• **INPUT RECORDS**:
====
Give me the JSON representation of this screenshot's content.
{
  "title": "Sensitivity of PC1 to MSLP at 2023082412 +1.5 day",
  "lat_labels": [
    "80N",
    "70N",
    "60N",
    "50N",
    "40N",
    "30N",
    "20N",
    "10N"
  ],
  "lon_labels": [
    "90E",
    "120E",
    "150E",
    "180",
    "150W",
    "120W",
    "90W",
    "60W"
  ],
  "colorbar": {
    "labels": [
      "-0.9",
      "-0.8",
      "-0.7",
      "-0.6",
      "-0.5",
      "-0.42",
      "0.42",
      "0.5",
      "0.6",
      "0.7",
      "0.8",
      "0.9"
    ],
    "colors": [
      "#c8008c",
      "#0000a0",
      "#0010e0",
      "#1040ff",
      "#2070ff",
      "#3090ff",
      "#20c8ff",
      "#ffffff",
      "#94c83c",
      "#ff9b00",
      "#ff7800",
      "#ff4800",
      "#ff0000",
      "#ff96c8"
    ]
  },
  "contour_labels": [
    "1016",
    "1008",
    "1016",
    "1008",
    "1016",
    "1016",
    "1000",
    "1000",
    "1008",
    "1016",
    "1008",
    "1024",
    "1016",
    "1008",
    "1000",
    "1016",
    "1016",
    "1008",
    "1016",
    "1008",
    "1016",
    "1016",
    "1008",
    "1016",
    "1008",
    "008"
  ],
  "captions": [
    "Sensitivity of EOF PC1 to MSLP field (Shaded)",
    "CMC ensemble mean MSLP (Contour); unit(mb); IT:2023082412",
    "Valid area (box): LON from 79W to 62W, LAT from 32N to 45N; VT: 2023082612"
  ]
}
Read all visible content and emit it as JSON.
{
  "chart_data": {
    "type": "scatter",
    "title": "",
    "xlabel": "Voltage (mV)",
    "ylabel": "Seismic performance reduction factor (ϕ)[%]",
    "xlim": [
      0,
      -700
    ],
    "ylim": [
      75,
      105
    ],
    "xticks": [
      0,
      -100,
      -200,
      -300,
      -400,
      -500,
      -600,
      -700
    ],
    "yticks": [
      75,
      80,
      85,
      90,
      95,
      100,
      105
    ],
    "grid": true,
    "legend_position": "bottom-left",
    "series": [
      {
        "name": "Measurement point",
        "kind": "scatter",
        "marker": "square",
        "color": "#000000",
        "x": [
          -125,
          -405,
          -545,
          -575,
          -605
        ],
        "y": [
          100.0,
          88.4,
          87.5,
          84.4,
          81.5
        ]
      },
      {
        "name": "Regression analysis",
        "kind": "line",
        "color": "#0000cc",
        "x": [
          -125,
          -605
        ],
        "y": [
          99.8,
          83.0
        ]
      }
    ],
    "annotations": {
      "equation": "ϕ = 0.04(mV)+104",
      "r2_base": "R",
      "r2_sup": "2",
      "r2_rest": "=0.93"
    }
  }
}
====
• **WORK TO COMPLETE**: Count the lines in the records above that hold the word "Sensitivity", and give only that number.

• **RESULT OF THIS EXERCISE**: 2